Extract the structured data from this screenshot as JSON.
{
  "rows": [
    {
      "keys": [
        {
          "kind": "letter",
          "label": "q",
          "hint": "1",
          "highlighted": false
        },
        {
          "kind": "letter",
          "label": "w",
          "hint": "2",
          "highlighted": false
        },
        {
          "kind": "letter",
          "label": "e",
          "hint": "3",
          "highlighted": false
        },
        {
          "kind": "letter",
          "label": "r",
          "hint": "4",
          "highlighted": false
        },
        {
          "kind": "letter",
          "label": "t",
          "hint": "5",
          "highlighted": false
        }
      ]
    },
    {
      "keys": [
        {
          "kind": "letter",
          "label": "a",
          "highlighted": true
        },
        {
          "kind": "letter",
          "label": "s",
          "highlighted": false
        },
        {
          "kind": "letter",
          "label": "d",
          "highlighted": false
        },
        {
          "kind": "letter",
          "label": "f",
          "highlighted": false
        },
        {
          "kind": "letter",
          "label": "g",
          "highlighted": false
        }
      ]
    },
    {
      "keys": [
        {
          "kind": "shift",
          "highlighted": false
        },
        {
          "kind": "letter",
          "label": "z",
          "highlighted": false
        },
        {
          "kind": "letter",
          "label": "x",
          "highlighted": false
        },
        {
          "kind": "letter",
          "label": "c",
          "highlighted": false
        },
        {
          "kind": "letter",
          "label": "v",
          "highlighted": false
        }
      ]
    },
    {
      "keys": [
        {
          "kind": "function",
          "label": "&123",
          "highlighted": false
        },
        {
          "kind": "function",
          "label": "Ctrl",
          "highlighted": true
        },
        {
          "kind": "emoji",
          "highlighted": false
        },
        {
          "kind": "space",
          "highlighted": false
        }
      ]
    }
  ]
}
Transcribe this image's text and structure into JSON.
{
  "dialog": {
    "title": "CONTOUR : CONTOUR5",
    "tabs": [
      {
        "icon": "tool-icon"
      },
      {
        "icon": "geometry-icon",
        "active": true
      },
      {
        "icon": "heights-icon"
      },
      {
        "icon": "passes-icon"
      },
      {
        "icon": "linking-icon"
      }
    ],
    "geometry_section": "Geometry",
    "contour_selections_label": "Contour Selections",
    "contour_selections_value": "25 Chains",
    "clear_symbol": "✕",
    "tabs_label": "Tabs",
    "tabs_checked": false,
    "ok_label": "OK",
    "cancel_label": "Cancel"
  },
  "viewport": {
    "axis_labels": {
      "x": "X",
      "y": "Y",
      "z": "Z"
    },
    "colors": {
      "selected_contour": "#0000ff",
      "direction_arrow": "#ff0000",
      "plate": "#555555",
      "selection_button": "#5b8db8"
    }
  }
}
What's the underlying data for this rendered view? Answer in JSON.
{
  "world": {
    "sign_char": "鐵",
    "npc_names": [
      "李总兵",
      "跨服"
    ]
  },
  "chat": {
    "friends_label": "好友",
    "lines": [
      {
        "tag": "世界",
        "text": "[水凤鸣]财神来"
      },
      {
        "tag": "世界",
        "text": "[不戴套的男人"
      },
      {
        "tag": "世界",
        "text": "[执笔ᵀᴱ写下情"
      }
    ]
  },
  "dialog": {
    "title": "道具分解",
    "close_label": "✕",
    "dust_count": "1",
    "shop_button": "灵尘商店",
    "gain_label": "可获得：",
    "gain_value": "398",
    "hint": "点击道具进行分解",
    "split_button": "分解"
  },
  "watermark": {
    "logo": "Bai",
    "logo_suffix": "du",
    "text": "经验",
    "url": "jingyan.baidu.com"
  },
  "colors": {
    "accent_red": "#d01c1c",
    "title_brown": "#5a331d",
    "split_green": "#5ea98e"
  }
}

==================================================

§ **Set exercise**
List all lines where "text" occurs.

§ **Correct answer**
Transcribe this image's text and structure into JSON.
        "text": "[水凤鸣]财神来"
        "text": "[不戴套的男人"
        "text": "[执笔ᵀᴱ写下情"
    "text": "经验",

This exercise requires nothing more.